▶ [JOB]:
Your output is the line containing "Convert this screenshot" plus all lines after it to the end of the records, reproduced exactly, with nothing else.

Stored data
################

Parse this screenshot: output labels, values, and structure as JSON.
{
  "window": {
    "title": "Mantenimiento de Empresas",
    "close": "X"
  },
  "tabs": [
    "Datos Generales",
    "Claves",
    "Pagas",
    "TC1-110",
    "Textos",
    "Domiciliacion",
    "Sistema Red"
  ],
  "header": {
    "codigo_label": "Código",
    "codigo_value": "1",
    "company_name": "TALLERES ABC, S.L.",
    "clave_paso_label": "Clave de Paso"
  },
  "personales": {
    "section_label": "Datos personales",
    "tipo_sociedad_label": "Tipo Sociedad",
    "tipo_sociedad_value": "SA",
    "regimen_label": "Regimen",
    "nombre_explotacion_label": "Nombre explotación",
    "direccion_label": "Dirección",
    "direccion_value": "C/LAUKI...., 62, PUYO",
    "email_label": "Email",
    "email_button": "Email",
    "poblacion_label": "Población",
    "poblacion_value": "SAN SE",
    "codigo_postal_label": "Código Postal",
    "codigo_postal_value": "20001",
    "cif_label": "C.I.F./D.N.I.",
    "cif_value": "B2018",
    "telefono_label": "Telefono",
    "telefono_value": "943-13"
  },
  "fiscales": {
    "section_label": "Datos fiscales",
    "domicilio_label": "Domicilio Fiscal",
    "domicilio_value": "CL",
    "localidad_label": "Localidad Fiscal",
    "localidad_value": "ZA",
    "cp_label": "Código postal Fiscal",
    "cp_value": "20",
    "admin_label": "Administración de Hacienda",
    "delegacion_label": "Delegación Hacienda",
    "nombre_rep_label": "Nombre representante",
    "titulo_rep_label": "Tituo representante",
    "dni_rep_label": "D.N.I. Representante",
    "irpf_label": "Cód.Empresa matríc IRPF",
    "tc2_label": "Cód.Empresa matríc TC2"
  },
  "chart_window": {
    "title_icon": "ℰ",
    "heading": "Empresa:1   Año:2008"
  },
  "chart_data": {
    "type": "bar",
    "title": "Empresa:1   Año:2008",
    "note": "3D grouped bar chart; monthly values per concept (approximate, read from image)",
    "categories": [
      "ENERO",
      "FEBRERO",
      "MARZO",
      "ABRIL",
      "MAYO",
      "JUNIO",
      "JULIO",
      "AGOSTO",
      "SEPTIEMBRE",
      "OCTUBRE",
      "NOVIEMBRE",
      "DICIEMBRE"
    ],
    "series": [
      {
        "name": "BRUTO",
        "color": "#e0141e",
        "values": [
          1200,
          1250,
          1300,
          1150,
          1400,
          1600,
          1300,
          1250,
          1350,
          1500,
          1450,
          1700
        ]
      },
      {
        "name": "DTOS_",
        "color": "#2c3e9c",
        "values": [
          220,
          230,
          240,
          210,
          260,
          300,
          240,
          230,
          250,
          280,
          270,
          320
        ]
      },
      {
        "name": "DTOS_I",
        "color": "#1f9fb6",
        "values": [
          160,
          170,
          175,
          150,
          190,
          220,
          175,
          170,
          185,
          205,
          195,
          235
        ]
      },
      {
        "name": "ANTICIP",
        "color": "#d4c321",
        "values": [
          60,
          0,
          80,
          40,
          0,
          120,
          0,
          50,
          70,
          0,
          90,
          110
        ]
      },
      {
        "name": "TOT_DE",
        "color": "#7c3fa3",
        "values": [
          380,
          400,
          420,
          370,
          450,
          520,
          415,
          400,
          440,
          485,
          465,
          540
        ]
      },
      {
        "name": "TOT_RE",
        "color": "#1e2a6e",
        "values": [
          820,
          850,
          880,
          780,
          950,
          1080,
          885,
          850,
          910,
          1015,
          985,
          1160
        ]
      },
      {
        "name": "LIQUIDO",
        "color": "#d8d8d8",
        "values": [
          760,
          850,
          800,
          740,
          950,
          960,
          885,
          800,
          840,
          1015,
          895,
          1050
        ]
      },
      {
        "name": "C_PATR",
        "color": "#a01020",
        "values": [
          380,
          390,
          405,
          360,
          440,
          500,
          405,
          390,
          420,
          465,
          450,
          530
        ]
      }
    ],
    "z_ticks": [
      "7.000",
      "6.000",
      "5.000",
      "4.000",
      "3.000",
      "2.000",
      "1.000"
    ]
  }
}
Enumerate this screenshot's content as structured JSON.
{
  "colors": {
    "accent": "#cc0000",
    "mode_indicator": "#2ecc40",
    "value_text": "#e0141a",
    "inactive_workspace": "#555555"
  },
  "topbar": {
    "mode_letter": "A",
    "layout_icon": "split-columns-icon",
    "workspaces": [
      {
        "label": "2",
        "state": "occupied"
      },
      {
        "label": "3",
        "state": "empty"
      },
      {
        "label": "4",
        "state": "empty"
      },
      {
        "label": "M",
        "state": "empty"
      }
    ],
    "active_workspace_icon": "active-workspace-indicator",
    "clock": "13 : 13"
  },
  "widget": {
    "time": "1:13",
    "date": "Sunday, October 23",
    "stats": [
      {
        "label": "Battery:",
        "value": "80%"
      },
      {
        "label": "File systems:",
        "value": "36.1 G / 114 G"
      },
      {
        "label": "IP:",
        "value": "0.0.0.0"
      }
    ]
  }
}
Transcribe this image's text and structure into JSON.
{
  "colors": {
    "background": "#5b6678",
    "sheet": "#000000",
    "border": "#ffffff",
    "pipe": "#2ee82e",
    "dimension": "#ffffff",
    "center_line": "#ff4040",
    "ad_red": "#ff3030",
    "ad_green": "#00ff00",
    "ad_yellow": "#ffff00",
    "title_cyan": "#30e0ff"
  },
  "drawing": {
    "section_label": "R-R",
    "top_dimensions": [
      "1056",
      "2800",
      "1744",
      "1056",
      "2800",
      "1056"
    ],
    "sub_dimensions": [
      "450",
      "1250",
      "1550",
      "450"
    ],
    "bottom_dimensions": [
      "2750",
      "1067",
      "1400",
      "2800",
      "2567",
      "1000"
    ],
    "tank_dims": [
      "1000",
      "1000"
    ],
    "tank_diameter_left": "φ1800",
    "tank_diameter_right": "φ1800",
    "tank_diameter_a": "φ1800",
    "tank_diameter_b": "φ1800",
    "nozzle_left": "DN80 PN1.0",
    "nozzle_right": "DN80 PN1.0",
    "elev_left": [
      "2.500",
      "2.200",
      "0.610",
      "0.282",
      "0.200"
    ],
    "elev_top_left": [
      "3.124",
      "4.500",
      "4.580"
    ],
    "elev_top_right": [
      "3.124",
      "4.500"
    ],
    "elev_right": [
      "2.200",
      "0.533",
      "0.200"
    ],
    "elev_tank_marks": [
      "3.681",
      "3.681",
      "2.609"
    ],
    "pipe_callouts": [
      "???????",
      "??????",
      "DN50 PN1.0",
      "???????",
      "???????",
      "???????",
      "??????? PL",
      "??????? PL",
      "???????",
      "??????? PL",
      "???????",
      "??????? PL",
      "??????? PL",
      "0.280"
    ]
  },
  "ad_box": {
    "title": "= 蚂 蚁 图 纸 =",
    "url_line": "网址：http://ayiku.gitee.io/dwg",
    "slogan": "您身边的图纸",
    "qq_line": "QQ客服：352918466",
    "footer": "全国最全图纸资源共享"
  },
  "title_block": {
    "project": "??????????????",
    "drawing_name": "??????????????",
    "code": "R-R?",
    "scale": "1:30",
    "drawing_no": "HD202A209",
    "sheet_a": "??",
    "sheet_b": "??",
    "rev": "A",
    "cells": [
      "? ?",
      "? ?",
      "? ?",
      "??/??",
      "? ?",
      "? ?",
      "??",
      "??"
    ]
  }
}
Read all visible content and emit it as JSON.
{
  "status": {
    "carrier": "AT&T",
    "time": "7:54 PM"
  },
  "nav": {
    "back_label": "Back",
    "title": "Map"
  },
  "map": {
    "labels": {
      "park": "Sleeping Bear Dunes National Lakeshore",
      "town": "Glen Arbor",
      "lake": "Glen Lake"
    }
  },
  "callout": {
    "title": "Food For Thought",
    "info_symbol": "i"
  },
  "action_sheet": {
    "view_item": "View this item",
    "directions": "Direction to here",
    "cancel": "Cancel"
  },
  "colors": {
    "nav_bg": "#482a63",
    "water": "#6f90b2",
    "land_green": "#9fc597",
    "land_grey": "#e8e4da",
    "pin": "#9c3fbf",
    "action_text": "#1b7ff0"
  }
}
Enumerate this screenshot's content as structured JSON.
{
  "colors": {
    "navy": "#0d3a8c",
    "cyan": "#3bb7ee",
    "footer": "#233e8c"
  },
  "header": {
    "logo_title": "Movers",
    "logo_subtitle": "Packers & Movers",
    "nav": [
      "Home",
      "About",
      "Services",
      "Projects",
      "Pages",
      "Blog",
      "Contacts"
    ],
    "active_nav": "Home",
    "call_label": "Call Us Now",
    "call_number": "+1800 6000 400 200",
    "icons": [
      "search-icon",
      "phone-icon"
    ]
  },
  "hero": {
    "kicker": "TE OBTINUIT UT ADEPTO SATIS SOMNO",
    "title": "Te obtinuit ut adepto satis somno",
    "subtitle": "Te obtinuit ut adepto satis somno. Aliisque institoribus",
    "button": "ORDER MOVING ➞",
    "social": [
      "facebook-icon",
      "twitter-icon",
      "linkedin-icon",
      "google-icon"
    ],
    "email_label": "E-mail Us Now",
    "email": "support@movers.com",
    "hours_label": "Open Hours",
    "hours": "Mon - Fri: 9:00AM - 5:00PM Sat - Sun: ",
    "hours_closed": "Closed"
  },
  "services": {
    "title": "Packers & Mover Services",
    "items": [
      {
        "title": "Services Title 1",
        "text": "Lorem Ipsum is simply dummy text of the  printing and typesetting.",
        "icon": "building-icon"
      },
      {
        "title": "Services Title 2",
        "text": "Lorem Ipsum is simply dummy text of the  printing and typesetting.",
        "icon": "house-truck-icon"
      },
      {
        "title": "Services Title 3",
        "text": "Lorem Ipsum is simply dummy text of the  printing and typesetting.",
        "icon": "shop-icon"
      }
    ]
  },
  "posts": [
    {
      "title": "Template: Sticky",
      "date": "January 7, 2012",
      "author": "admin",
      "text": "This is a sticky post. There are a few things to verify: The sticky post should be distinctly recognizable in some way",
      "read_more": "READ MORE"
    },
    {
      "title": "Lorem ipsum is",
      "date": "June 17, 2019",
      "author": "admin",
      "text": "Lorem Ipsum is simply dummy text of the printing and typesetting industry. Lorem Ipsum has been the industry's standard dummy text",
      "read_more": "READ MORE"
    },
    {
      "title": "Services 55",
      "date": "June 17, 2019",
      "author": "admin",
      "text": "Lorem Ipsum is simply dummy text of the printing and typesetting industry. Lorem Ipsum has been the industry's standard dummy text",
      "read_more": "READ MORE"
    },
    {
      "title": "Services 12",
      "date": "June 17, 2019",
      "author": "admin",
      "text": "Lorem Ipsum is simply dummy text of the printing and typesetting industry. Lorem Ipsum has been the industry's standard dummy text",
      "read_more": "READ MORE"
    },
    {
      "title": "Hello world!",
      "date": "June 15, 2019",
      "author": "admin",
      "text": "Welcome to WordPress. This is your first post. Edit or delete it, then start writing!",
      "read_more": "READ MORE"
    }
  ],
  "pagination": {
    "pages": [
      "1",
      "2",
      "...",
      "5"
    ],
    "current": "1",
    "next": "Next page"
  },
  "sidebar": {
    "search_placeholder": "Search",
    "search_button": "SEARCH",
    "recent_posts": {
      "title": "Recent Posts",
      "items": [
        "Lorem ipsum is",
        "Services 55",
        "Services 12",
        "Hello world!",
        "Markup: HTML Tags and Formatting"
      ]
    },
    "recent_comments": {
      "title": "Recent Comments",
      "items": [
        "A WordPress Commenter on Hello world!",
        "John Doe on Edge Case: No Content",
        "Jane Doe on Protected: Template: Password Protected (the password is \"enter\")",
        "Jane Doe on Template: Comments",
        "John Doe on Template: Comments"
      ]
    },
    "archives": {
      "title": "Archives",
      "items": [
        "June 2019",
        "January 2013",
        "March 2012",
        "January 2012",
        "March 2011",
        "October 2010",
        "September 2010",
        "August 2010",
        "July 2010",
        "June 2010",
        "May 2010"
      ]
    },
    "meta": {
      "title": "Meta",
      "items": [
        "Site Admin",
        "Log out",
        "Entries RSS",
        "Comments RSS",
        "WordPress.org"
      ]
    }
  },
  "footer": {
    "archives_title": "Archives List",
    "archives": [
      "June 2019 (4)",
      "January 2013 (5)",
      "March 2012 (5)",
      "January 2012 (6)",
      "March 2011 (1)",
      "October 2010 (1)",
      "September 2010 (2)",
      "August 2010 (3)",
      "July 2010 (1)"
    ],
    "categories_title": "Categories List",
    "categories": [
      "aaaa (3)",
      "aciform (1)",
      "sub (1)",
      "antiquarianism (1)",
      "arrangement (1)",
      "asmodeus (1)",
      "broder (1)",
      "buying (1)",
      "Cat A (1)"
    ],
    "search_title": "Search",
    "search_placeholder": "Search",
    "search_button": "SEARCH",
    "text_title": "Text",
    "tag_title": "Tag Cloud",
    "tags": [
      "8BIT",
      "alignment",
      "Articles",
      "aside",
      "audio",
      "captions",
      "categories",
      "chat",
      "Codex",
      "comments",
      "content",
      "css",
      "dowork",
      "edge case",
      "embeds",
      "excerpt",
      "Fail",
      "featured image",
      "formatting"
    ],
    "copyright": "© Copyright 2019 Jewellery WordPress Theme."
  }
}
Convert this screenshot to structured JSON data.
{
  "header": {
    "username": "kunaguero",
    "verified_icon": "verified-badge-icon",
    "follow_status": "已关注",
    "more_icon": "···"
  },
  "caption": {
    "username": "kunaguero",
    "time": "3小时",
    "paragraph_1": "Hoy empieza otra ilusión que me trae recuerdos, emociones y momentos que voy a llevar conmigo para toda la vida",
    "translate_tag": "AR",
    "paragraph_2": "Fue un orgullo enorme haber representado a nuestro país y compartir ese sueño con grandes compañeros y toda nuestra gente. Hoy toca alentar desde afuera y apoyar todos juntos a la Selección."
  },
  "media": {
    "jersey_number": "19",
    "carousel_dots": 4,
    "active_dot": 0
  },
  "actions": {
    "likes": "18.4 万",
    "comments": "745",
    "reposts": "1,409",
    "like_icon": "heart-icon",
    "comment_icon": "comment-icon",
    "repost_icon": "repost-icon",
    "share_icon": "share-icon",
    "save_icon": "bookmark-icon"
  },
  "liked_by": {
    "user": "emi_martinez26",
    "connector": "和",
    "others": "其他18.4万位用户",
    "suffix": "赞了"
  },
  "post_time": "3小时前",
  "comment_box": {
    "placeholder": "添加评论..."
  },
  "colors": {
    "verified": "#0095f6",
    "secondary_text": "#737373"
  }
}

################

▶ [TASK ANSWER]:
Convert this screenshot to structured JSON data.
{
  "header": {
    "username": "kunaguero",
    "verified_icon": "verified-badge-icon",
    "follow_status": "已关注",
    "more_icon": "···"
  },
  "caption": {
    "username": "kunaguero",
    "time": "3小时",
    "paragraph_1": "Hoy empieza otra ilusión que me trae recuerdos, emociones y momentos que voy a llevar conmigo para toda la vida",
    "translate_tag": "AR",
    "paragraph_2": "Fue un orgullo enorme haber representado a nuestro país y compartir ese sueño con grandes compañeros y toda nuestra gente. Hoy toca alentar desde afuera y apoyar todos juntos a la Selección."
  },
  "media": {
    "jersey_number": "19",
    "carousel_dots": 4,
    "active_dot": 0
  },
  "actions": {
    "likes": "18.4 万",
    "comments": "745",
    "reposts": "1,409",
    "like_icon": "heart-icon",
    "comment_icon": "comment-icon",
    "repost_icon": "repost-icon",
    "share_icon": "share-icon",
    "save_icon": "bookmark-icon"
  },
  "liked_by": {
    "user": "emi_martinez26",
    "connector": "和",
    "others": "其他18.4万位用户",
    "suffix": "赞了"
  },
  "post_time": "3小时前",
  "comment_box": {
    "placeholder": "添加评论..."
  },
  "colors": {
    "verified": "#0095f6",
    "secondary_text": "#737373"
  }
}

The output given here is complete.